Work instructions -
From the entries below, copy out every line with "Bulk" in it.

Material provided -
########################################
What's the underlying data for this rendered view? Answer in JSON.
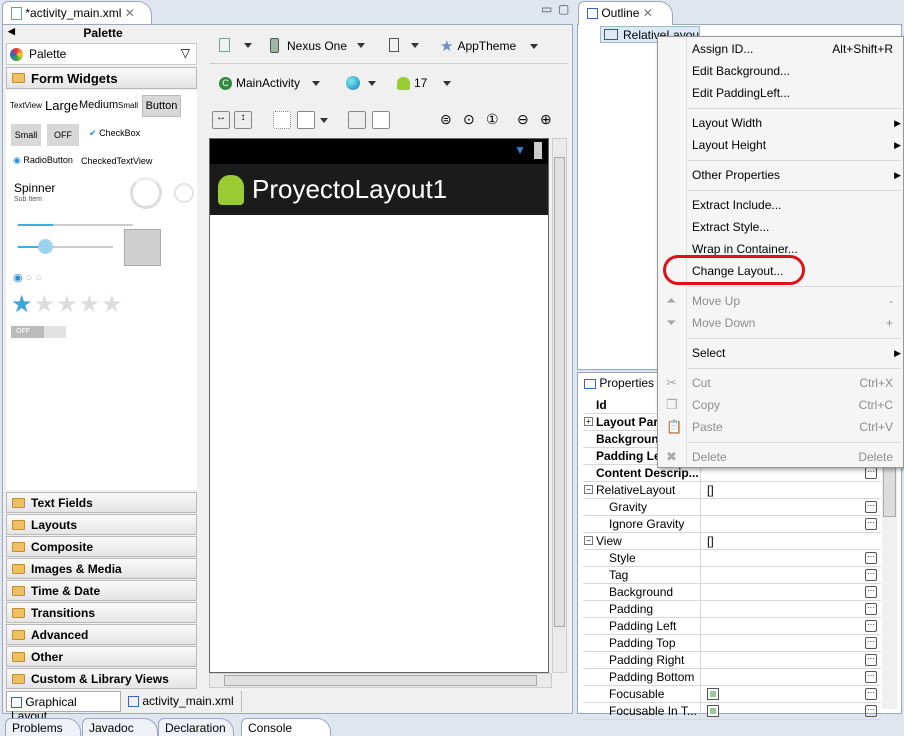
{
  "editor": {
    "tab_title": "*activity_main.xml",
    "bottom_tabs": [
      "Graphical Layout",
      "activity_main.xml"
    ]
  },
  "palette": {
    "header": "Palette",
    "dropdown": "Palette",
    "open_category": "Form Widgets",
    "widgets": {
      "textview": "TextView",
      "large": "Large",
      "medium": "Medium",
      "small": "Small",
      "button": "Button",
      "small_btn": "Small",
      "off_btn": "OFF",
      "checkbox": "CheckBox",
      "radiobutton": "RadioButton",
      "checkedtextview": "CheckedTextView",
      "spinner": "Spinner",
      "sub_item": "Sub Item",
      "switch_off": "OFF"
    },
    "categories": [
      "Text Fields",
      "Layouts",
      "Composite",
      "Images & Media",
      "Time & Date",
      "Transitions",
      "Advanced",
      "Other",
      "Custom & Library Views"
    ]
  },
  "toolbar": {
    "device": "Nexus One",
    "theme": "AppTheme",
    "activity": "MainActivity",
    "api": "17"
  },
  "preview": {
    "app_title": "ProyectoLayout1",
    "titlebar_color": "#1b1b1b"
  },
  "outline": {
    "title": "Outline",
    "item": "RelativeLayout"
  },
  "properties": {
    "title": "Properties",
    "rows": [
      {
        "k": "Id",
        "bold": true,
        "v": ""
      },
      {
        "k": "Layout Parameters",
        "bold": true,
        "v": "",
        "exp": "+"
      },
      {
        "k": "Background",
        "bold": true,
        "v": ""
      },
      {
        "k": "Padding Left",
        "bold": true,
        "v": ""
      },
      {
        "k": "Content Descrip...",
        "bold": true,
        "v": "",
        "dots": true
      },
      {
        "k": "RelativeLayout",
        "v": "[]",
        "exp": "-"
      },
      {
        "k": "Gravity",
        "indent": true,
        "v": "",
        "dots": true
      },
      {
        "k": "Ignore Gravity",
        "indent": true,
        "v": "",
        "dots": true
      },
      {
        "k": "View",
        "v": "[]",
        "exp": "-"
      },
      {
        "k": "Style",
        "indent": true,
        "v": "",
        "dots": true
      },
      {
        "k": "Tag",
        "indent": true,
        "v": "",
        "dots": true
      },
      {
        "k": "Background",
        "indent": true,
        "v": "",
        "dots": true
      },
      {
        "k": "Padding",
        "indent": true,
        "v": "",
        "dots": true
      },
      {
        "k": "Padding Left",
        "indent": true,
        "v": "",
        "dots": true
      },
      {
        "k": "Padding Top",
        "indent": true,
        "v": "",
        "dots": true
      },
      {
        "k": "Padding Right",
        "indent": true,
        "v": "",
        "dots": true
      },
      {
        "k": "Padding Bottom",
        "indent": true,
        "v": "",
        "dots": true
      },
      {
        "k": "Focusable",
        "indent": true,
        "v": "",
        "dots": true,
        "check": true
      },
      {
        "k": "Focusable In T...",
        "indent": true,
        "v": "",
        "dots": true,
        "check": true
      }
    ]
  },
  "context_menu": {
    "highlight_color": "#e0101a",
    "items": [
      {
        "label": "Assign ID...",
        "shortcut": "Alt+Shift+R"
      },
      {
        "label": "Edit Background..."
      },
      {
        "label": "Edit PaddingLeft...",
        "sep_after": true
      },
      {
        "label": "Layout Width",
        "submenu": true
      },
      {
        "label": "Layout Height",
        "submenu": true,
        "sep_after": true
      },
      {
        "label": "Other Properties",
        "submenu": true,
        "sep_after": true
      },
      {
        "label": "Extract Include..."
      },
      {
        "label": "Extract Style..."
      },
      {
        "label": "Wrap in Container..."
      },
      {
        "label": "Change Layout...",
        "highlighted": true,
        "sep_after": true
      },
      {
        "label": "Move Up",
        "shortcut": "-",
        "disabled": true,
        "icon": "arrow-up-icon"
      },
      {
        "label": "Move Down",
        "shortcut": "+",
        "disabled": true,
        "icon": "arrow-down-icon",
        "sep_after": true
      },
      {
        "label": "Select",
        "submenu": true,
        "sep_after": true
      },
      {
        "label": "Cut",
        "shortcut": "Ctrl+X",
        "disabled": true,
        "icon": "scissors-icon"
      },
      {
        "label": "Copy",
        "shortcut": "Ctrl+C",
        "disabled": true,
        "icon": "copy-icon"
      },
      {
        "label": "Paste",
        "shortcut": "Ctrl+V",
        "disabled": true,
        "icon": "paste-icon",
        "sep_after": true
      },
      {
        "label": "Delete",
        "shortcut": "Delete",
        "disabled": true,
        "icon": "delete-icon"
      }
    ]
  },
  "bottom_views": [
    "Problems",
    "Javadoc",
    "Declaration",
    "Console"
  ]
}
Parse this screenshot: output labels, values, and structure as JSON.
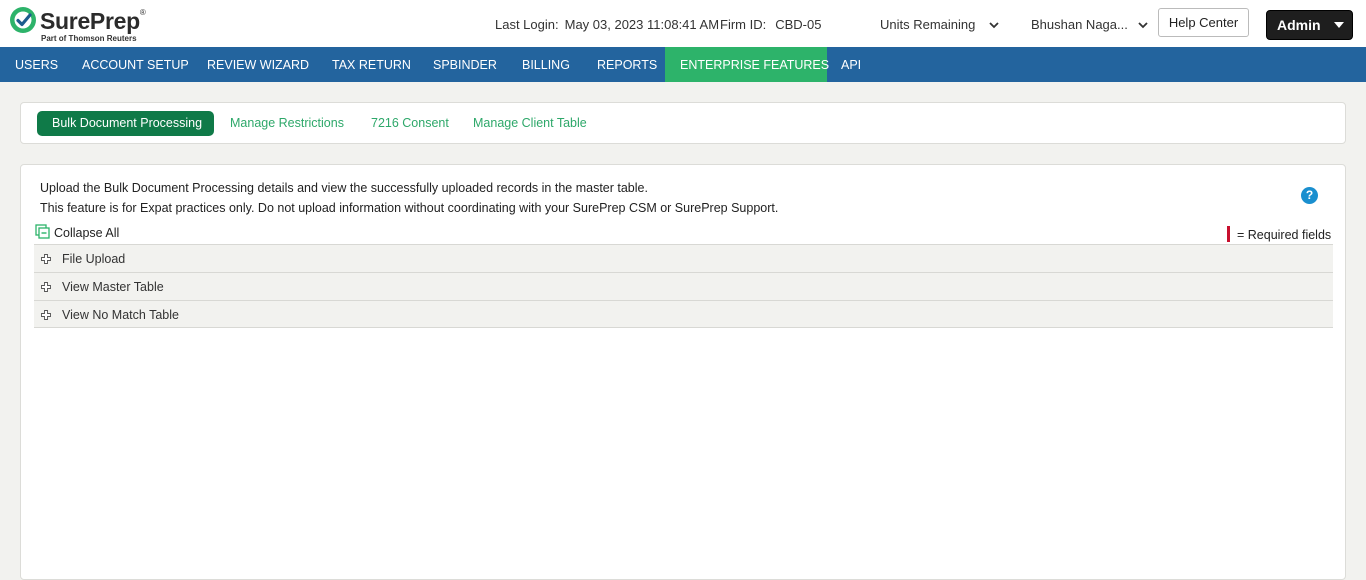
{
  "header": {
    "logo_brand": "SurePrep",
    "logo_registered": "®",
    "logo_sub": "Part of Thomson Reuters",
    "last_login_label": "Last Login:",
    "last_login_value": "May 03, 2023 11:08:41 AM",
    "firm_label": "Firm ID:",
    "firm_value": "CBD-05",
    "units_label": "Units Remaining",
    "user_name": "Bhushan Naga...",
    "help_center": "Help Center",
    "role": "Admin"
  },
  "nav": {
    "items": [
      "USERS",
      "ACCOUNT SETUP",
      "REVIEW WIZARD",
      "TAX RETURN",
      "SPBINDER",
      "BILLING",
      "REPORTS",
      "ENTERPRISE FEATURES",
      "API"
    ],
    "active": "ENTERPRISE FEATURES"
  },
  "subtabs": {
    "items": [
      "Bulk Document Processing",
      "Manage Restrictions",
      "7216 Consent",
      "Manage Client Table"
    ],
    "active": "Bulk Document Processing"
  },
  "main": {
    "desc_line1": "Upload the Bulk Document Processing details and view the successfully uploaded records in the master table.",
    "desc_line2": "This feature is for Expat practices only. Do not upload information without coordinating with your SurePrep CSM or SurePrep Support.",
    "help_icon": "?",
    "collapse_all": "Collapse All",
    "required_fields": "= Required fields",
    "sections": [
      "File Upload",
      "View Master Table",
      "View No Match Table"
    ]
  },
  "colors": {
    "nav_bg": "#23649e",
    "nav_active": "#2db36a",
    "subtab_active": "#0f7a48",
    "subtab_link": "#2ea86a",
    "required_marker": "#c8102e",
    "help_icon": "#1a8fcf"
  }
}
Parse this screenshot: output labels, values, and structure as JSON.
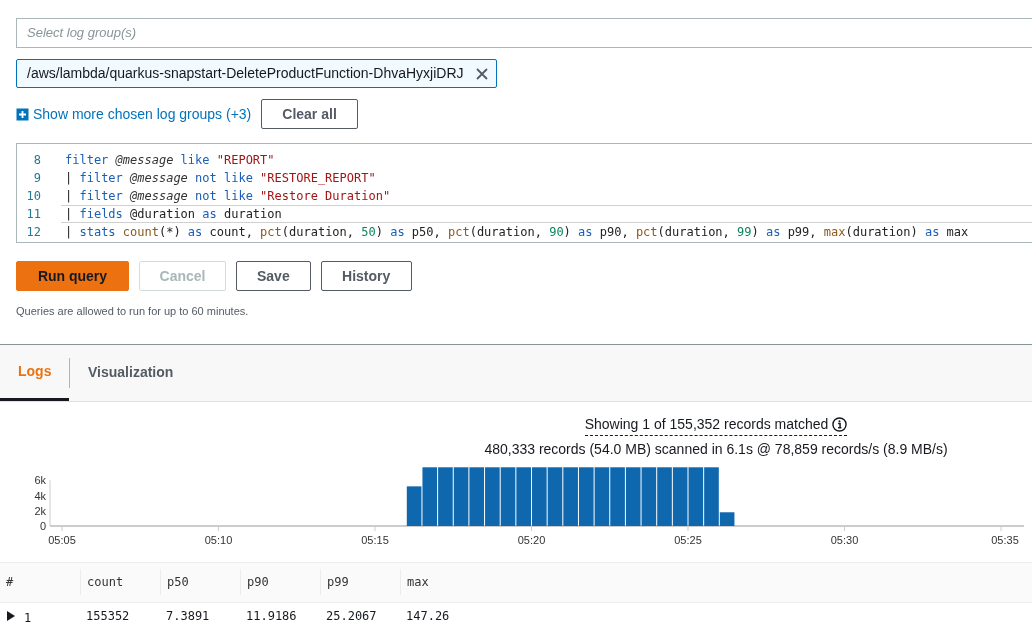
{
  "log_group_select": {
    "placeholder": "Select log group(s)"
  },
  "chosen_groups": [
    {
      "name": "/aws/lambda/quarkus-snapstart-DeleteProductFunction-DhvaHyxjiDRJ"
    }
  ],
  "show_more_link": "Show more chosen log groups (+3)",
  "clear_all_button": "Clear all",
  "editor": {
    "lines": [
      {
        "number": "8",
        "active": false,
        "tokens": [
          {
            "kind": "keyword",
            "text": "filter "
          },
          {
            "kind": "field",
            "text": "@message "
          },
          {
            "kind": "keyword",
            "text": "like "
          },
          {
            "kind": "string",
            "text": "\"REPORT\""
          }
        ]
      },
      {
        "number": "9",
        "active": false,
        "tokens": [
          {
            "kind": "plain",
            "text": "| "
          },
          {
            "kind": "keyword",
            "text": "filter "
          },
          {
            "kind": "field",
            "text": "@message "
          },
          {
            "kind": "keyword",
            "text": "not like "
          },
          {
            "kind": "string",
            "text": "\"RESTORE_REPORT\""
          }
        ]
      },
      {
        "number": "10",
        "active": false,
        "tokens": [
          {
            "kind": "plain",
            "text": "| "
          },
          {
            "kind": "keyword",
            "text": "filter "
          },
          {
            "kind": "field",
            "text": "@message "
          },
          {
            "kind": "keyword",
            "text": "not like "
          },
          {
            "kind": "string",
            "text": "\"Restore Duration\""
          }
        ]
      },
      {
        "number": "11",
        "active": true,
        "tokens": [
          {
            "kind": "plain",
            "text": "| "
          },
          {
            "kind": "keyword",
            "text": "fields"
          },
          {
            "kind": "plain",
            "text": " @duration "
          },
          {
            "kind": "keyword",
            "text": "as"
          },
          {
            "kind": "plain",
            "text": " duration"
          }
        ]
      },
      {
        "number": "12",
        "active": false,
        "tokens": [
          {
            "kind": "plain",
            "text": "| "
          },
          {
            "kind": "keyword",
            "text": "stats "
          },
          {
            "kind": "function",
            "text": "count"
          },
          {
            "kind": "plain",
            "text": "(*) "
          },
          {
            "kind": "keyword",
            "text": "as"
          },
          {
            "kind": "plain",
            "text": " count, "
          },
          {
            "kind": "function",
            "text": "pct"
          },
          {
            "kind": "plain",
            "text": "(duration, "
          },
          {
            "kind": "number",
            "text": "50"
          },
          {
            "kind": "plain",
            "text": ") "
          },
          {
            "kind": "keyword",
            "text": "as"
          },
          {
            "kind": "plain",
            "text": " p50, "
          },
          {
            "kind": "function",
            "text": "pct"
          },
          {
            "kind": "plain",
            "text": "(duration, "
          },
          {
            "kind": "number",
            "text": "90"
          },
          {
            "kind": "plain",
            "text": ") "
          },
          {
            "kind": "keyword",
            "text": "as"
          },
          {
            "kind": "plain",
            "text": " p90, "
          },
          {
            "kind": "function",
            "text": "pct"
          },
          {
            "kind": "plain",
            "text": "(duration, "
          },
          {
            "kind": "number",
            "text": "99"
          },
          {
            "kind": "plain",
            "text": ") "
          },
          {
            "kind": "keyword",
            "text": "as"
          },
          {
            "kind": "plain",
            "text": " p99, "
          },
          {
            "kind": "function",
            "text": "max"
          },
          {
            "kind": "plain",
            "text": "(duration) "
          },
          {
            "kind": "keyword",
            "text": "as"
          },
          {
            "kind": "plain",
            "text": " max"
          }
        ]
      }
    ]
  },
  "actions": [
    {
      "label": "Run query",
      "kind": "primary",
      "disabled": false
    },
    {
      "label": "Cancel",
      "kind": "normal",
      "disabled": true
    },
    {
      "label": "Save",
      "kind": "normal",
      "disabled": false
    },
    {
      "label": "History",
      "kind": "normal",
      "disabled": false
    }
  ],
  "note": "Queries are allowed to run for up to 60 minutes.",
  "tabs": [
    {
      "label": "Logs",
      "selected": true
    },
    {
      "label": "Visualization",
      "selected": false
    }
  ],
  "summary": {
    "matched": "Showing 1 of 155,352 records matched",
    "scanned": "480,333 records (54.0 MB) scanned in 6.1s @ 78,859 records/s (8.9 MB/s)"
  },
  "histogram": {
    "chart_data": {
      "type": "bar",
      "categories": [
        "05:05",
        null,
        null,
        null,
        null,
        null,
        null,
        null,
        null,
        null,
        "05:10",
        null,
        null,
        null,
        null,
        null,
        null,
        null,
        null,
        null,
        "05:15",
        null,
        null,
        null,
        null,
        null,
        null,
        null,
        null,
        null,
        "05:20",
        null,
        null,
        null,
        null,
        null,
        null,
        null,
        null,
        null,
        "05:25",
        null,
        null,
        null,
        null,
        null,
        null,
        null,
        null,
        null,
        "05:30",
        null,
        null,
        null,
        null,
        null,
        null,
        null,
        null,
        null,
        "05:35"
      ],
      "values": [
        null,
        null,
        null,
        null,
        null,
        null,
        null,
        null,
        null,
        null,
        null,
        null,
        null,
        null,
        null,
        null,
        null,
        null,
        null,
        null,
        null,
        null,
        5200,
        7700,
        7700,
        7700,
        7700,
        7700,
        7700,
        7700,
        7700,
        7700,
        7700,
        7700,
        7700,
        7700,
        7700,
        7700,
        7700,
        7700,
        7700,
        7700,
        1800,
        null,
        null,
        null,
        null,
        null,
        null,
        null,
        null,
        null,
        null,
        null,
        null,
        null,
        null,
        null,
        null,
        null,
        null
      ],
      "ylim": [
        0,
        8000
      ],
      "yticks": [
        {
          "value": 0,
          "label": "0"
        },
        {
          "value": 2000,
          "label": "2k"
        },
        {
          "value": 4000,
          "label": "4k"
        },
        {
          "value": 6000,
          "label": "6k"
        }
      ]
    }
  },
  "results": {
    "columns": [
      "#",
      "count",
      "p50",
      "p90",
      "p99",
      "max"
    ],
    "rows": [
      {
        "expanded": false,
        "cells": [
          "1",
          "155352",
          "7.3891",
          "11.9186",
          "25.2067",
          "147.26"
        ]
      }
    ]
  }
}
########################################
Solution -
      "Bulk Document Processing",
    "active": "Bulk Document Processing"
    "desc_line1": "Upload the Bulk Document Processing details and view the successfully uploaded records in the master table.",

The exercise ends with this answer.